Data taken from a collection:
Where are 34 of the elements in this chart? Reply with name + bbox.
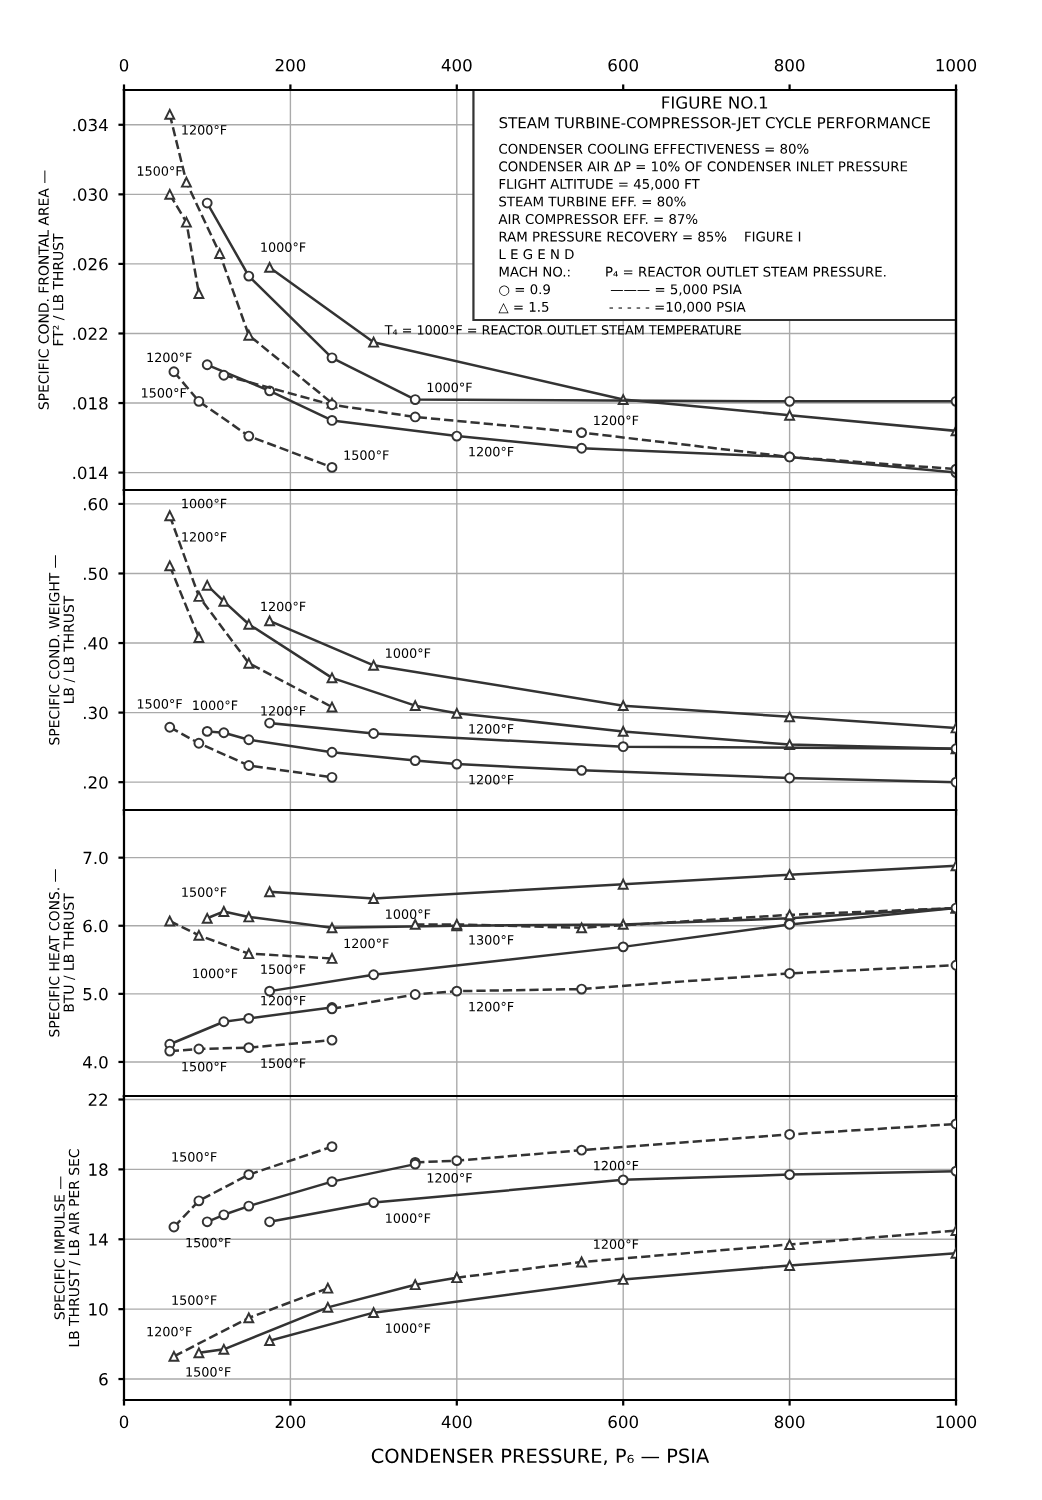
y-tick-label: 22 [88, 1093, 108, 1106]
x2-tick-label: 400 [441, 58, 472, 72]
x-tick-label: 200 [275, 1415, 306, 1429]
y-tick-label: .40 [84, 637, 108, 650]
y-tick-label: 18 [89, 1163, 108, 1176]
y-tick-label: .022 [73, 327, 108, 341]
x-tick-label: 800 [774, 1415, 805, 1429]
x2-tick-label: 200 [275, 58, 306, 72]
y-tick-label: 10 [89, 1303, 108, 1316]
y-tick-label: 7.0 [83, 851, 108, 865]
y-tick-label: .018 [73, 397, 108, 410]
y-tick-label: .60 [84, 497, 108, 511]
y-tick-label: .030 [73, 188, 108, 201]
y-tick-label: .026 [73, 257, 108, 271]
y-tick-label: 6 [99, 1373, 108, 1386]
y-tick-label: 4.0 [83, 1055, 108, 1069]
y-tick-label: 5.0 [83, 987, 108, 1001]
y-tick-label: .014 [73, 466, 108, 480]
y-tick-label: 14 [89, 1233, 108, 1246]
chart-subtitle: FIGURE NO.1 [662, 96, 768, 109]
y-tick-label: .30 [84, 706, 108, 720]
y-tick-label: 6.0 [83, 919, 108, 933]
y-tick-label: .034 [73, 118, 108, 132]
y-tick-label: .20 [84, 776, 108, 789]
x2-tick-label: 600 [608, 58, 638, 72]
x-tick-label: 0 [119, 1415, 129, 1429]
x-tick-label: 400 [441, 1415, 472, 1429]
x2-tick-label: 0 [119, 58, 129, 72]
x-tick-label: 1000 [936, 1415, 977, 1429]
x-tick-label: 600 [608, 1415, 638, 1429]
x2-tick-label: 1000 [936, 58, 977, 72]
x-axis-title: CONDENSER PRESSURE, P₆ — PSIA [371, 1448, 710, 1466]
x2-tick-label: 800 [774, 58, 805, 72]
y-tick-label: .50 [84, 567, 108, 581]
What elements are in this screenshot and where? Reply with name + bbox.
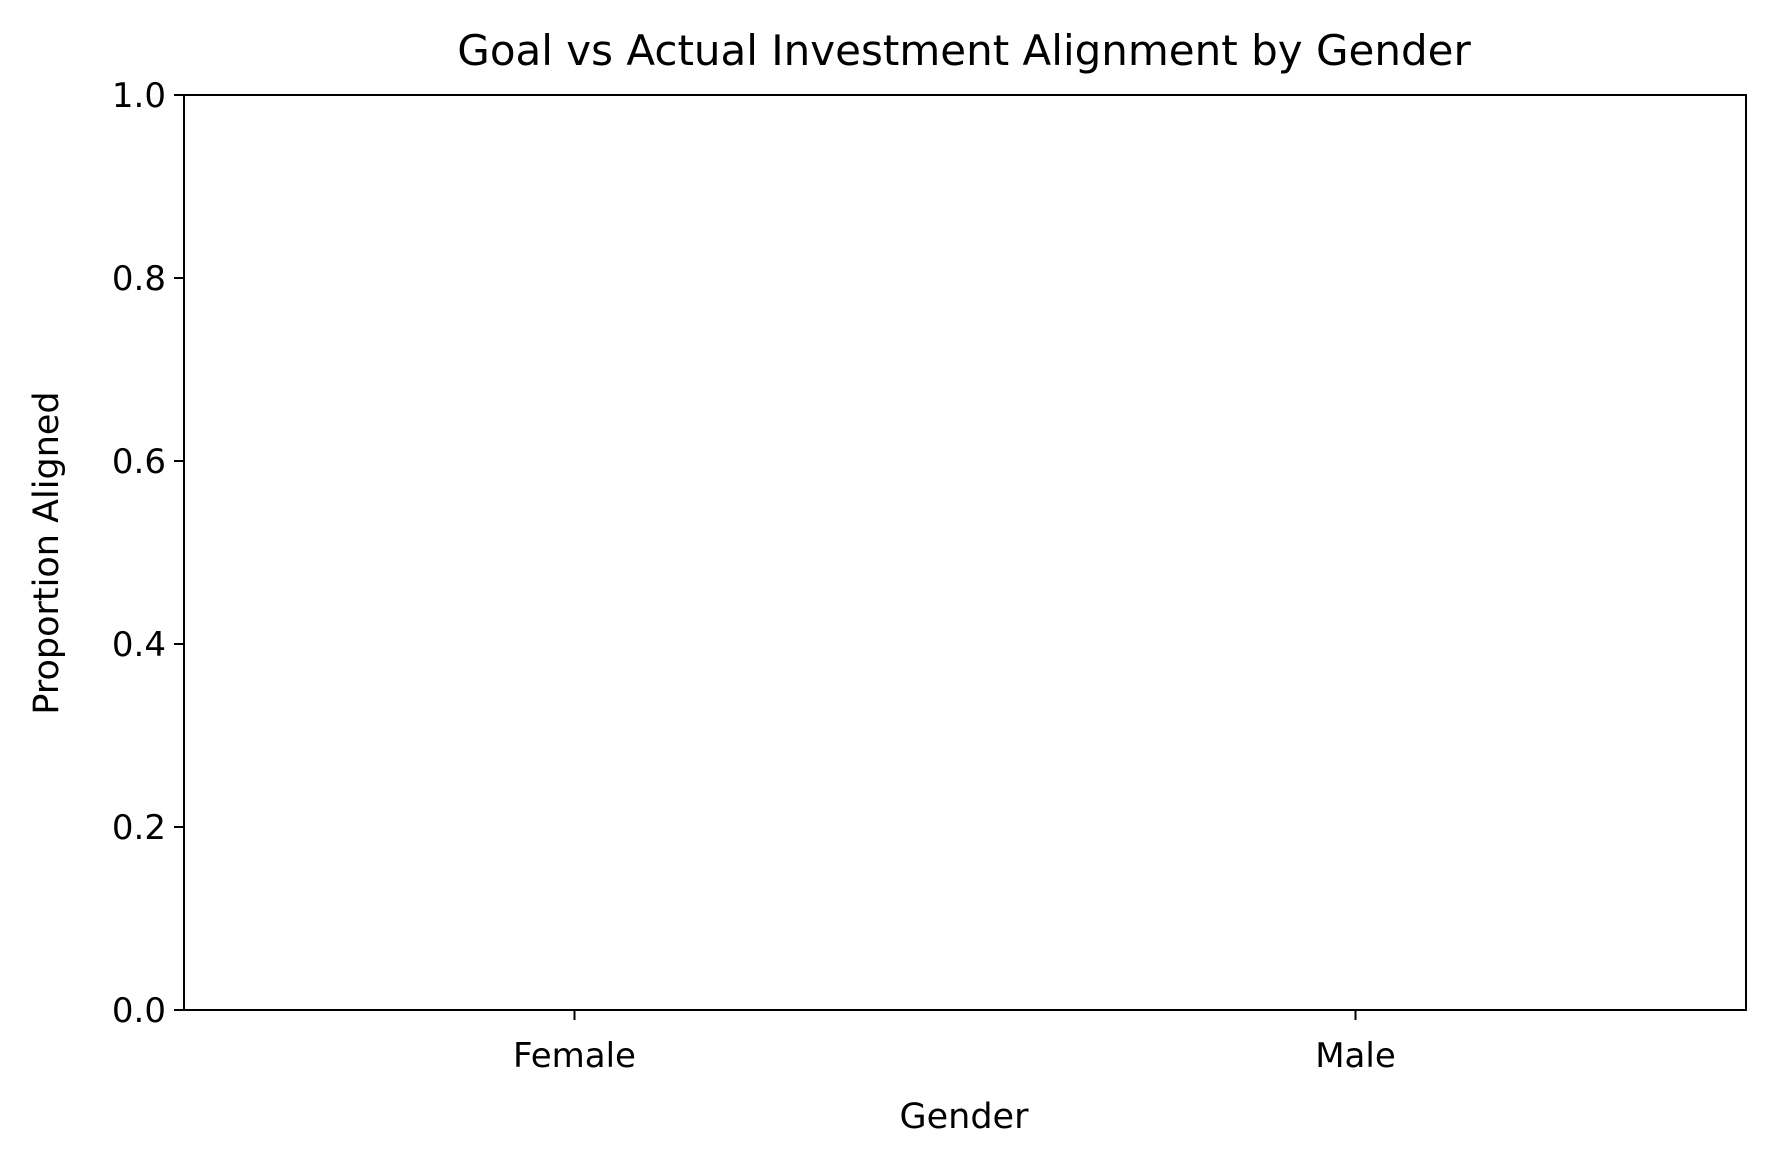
y-axis-ticks: 0.0 0.2 0.4 0.6 0.8 1.0 — [112, 76, 184, 1031]
x-axis-label: Gender — [900, 1097, 1030, 1137]
y-tick-label: 0.0 — [112, 991, 166, 1031]
y-tick-label: 0.2 — [112, 808, 166, 848]
y-tick-label: 0.6 — [112, 442, 166, 482]
chart-title: Goal vs Actual Investment Alignment by G… — [457, 26, 1471, 75]
x-tick-label: Male — [1315, 1036, 1396, 1076]
y-tick-label: 0.4 — [112, 625, 166, 665]
x-axis-ticks: Female Male — [513, 1010, 1396, 1076]
x-tick-label: Female — [513, 1036, 636, 1076]
y-tick-label: 0.8 — [112, 259, 166, 299]
plot-area — [183, 94, 1747, 1011]
y-axis-label: Proportion Aligned — [27, 391, 67, 714]
y-tick-label: 1.0 — [112, 76, 166, 116]
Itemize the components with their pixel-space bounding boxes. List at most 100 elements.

## Short task:
Update all of the material above by replacing every "y-tick-label" with "vertical-tick-label" and changing nothing else. Leave the pictures out of your answer.

## Solution below:
Where are 34 of the elements in this chart? Reply with name + bbox.
vertical-tick-label: 22 [88, 1093, 108, 1106]
x2-tick-label: 400 [441, 58, 472, 72]
x-tick-label: 200 [275, 1415, 306, 1429]
vertical-tick-label: .40 [84, 637, 108, 650]
vertical-tick-label: 18 [89, 1163, 108, 1176]
vertical-tick-label: .022 [73, 327, 108, 341]
x-tick-label: 800 [774, 1415, 805, 1429]
x2-tick-label: 200 [275, 58, 306, 72]
vertical-tick-label: 10 [89, 1303, 108, 1316]
vertical-tick-label: 7.0 [83, 851, 108, 865]
vertical-tick-label: .018 [73, 397, 108, 410]
vertical-tick-label: .60 [84, 497, 108, 511]
vertical-tick-label: .030 [73, 188, 108, 201]
vertical-tick-label: .026 [73, 257, 108, 271]
vertical-tick-label: 6 [99, 1373, 108, 1386]
vertical-tick-label: 4.0 [83, 1055, 108, 1069]
vertical-tick-label: 5.0 [83, 987, 108, 1001]
vertical-tick-label: .014 [73, 466, 108, 480]
vertical-tick-label: 14 [89, 1233, 108, 1246]
chart-subtitle: FIGURE NO.1 [662, 96, 768, 109]
vertical-tick-label: .30 [84, 706, 108, 720]
vertical-tick-label: 6.0 [83, 919, 108, 933]
vertical-tick-label: .034 [73, 118, 108, 132]
vertical-tick-label: .20 [84, 776, 108, 789]
x2-tick-label: 600 [608, 58, 638, 72]
x-tick-label: 0 [119, 1415, 129, 1429]
x-tick-label: 400 [441, 1415, 472, 1429]
x2-tick-label: 0 [119, 58, 129, 72]
x-tick-label: 1000 [936, 1415, 977, 1429]
x-tick-label: 600 [608, 1415, 638, 1429]
x2-tick-label: 1000 [936, 58, 977, 72]
x-axis-title: CONDENSER PRESSURE, P₆ — PSIA [371, 1448, 710, 1466]
x2-tick-label: 800 [774, 58, 805, 72]
vertical-tick-label: .50 [84, 567, 108, 581]
What elements are in this screenshot and where? Reply with name + bbox.
y-axis-ticks: 0.0 0.2 0.4 0.6 0.8 1.0 — [112, 76, 184, 1031]
x-axis-label: Gender — [900, 1097, 1030, 1137]
vertical-tick-label: 0.0 — [112, 991, 166, 1031]
vertical-tick-label: 0.2 — [112, 808, 166, 848]
vertical-tick-label: 0.6 — [112, 442, 166, 482]
chart-title: Goal vs Actual Investment Alignment by G… — [457, 26, 1471, 75]
x-tick-label: Male — [1315, 1036, 1396, 1076]
vertical-tick-label: 0.4 — [112, 625, 166, 665]
x-axis-ticks: Female Male — [513, 1010, 1396, 1076]
x-tick-label: Female — [513, 1036, 636, 1076]
vertical-tick-label: 0.8 — [112, 259, 166, 299]
plot-area — [183, 94, 1747, 1011]
y-axis-label: Proportion Aligned — [27, 391, 67, 714]
vertical-tick-label: 1.0 — [112, 76, 166, 116]
Itemize the components with their pixel-space bounding boxes. List at most 100 elements.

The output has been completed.